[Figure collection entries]
* Start *

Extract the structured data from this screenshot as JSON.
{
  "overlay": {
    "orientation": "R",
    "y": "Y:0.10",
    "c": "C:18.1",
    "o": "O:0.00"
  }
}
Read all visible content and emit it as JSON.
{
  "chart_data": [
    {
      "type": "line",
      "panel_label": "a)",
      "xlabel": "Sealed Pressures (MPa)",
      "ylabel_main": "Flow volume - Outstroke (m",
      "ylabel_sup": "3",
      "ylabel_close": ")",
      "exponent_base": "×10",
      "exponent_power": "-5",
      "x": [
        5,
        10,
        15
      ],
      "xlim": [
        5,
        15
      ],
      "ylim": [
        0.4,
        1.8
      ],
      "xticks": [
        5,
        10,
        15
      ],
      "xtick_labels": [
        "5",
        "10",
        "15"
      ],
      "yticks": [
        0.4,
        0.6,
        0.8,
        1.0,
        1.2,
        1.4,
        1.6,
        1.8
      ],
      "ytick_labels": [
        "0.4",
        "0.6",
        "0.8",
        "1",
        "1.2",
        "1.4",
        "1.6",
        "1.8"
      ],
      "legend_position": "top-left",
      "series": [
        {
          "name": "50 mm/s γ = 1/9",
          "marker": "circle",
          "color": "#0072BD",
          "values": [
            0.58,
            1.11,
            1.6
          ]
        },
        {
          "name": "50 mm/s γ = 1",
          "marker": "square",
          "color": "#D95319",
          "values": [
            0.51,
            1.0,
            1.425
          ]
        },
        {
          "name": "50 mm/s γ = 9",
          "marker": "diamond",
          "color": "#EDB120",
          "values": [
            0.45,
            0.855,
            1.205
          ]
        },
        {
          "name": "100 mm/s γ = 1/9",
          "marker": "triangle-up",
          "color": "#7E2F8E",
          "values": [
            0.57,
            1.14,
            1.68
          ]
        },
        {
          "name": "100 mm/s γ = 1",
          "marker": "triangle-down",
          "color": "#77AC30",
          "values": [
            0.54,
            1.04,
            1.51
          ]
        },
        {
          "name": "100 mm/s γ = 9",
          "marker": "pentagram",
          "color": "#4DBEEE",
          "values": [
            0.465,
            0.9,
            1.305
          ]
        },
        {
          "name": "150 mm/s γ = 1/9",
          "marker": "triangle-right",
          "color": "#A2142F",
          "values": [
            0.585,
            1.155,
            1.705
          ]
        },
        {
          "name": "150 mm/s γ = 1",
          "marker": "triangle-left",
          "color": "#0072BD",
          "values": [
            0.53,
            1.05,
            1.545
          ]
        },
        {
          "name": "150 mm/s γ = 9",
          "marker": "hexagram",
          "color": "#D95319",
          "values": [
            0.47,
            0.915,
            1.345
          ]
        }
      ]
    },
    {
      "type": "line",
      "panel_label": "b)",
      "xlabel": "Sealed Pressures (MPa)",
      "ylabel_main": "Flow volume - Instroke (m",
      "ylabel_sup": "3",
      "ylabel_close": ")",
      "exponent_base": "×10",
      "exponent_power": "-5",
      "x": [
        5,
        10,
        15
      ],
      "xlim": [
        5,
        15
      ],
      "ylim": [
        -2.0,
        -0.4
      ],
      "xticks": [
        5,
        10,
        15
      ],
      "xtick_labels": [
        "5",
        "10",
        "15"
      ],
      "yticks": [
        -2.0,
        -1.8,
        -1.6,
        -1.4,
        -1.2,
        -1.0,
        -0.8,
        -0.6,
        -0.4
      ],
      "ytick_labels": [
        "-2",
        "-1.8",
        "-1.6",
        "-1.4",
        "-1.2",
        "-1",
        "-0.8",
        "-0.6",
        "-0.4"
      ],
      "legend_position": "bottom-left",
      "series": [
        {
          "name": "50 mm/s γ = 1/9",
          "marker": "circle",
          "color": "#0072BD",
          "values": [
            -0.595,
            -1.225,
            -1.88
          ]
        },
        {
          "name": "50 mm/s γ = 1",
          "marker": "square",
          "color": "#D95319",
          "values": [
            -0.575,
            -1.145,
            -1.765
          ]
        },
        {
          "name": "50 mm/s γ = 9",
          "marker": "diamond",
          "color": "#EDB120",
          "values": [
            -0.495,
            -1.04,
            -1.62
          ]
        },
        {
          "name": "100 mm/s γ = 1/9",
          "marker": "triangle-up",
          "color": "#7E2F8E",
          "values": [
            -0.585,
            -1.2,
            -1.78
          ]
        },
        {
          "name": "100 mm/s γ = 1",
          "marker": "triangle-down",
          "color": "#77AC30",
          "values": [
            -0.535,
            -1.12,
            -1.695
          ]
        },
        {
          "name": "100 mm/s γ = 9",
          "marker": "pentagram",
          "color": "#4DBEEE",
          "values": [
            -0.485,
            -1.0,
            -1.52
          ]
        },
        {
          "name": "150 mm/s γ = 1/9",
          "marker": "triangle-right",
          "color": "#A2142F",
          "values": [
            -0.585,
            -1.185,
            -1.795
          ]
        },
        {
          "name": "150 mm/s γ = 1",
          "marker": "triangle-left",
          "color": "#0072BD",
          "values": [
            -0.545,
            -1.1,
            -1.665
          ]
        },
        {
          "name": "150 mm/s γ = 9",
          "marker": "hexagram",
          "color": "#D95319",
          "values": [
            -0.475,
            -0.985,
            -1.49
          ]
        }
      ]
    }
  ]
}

* End *

- [Task to complete]:
Exactly reproduce every line of the data above.

- [Result of this exercise]:
Extract the structured data from this screenshot as JSON.
{
  "overlay": {
    "orientation": "R",
    "y": "Y:0.10",
    "c": "C:18.1",
    "o": "O:0.00"
  }
}
Read all visible content and emit it as JSON.
{
  "chart_data": [
    {
      "type": "line",
      "panel_label": "a)",
      "xlabel": "Sealed Pressures (MPa)",
      "ylabel_main": "Flow volume - Outstroke (m",
      "ylabel_sup": "3",
      "ylabel_close": ")",
      "exponent_base": "×10",
      "exponent_power": "-5",
      "x": [
        5,
        10,
        15
      ],
      "xlim": [
        5,
        15
      ],
      "ylim": [
        0.4,
        1.8
      ],
      "xticks": [
        5,
        10,
        15
      ],
      "xtick_labels": [
        "5",
        "10",
        "15"
      ],
      "yticks": [
        0.4,
        0.6,
        0.8,
        1.0,
        1.2,
        1.4,
        1.6,
        1.8
      ],
      "ytick_labels": [
        "0.4",
        "0.6",
        "0.8",
        "1",
        "1.2",
        "1.4",
        "1.6",
        "1.8"
      ],
      "legend_position": "top-left",
      "series": [
        {
          "name": "50 mm/s γ = 1/9",
          "marker": "circle",
          "color": "#0072BD",
          "values": [
            0.58,
            1.11,
            1.6
          ]
        },
        {
          "name": "50 mm/s γ = 1",
          "marker": "square",
          "color": "#D95319",
          "values": [
            0.51,
            1.0,
            1.425
          ]
        },
        {
          "name": "50 mm/s γ = 9",
          "marker": "diamond",
          "color": "#EDB120",
          "values": [
            0.45,
            0.855,
            1.205
          ]
        },
        {
          "name": "100 mm/s γ = 1/9",
          "marker": "triangle-up",
          "color": "#7E2F8E",
          "values": [
            0.57,
            1.14,
            1.68
          ]
        },
        {
          "name": "100 mm/s γ = 1",
          "marker": "triangle-down",
          "color": "#77AC30",
          "values": [
            0.54,
            1.04,
            1.51
          ]
        },
        {
          "name": "100 mm/s γ = 9",
          "marker": "pentagram",
          "color": "#4DBEEE",
          "values": [
            0.465,
            0.9,
            1.305
          ]
        },
        {
          "name": "150 mm/s γ = 1/9",
          "marker": "triangle-right",
          "color": "#A2142F",
          "values": [
            0.585,
            1.155,
            1.705
          ]
        },
        {
          "name": "150 mm/s γ = 1",
          "marker": "triangle-left",
          "color": "#0072BD",
          "values": [
            0.53,
            1.05,
            1.545
          ]
        },
        {
          "name": "150 mm/s γ = 9",
          "marker": "hexagram",
          "color": "#D95319",
          "values": [
            0.47,
            0.915,
            1.345
          ]
        }
      ]
    },
    {
      "type": "line",
      "panel_label": "b)",
      "xlabel": "Sealed Pressures (MPa)",
      "ylabel_main": "Flow volume - Instroke (m",
      "ylabel_sup": "3",
      "ylabel_close": ")",
      "exponent_base": "×10",
      "exponent_power": "-5",
      "x": [
        5,
        10,
        15
      ],
      "xlim": [
        5,
        15
      ],
      "ylim": [
        -2.0,
        -0.4
      ],
      "xticks": [
        5,
        10,
        15
      ],
      "xtick_labels": [
        "5",
        "10",
        "15"
      ],
      "yticks": [
        -2.0,
        -1.8,
        -1.6,
        -1.4,
        -1.2,
        -1.0,
        -0.8,
        -0.6,
        -0.4
      ],
      "ytick_labels": [
        "-2",
        "-1.8",
        "-1.6",
        "-1.4",
        "-1.2",
        "-1",
        "-0.8",
        "-0.6",
        "-0.4"
      ],
      "legend_position": "bottom-left",
      "series": [
        {
          "name": "50 mm/s γ = 1/9",
          "marker": "circle",
          "color": "#0072BD",
          "values": [
            -0.595,
            -1.225,
            -1.88
          ]
        },
        {
          "name": "50 mm/s γ = 1",
          "marker": "square",
          "color": "#D95319",
          "values": [
            -0.575,
            -1.145,
            -1.765
          ]
        },
        {
          "name": "50 mm/s γ = 9",
          "marker": "diamond",
          "color": "#EDB120",
          "values": [
            -0.495,
            -1.04,
            -1.62
          ]
        },
        {
          "name": "100 mm/s γ = 1/9",
          "marker": "triangle-up",
          "color": "#7E2F8E",
          "values": [
            -0.585,
            -1.2,
            -1.78
          ]
        },
        {
          "name": "100 mm/s γ = 1",
          "marker": "triangle-down",
          "color": "#77AC30",
          "values": [
            -0.535,
            -1.12,
            -1.695
          ]
        },
        {
          "name": "100 mm/s γ = 9",
          "marker": "pentagram",
          "color": "#4DBEEE",
          "values": [
            -0.485,
            -1.0,
            -1.52
          ]
        },
        {
          "name": "150 mm/s γ = 1/9",
          "marker": "triangle-right",
          "color": "#A2142F",
          "values": [
            -0.585,
            -1.185,
            -1.795
          ]
        },
        {
          "name": "150 mm/s γ = 1",
          "marker": "triangle-left",
          "color": "#0072BD",
          "values": [
            -0.545,
            -1.1,
            -1.665
          ]
        },
        {
          "name": "150 mm/s γ = 9",
          "marker": "hexagram",
          "color": "#D95319",
          "values": [
            -0.475,
            -0.985,
            -1.49
          ]
        }
      ]
    }
  ]
}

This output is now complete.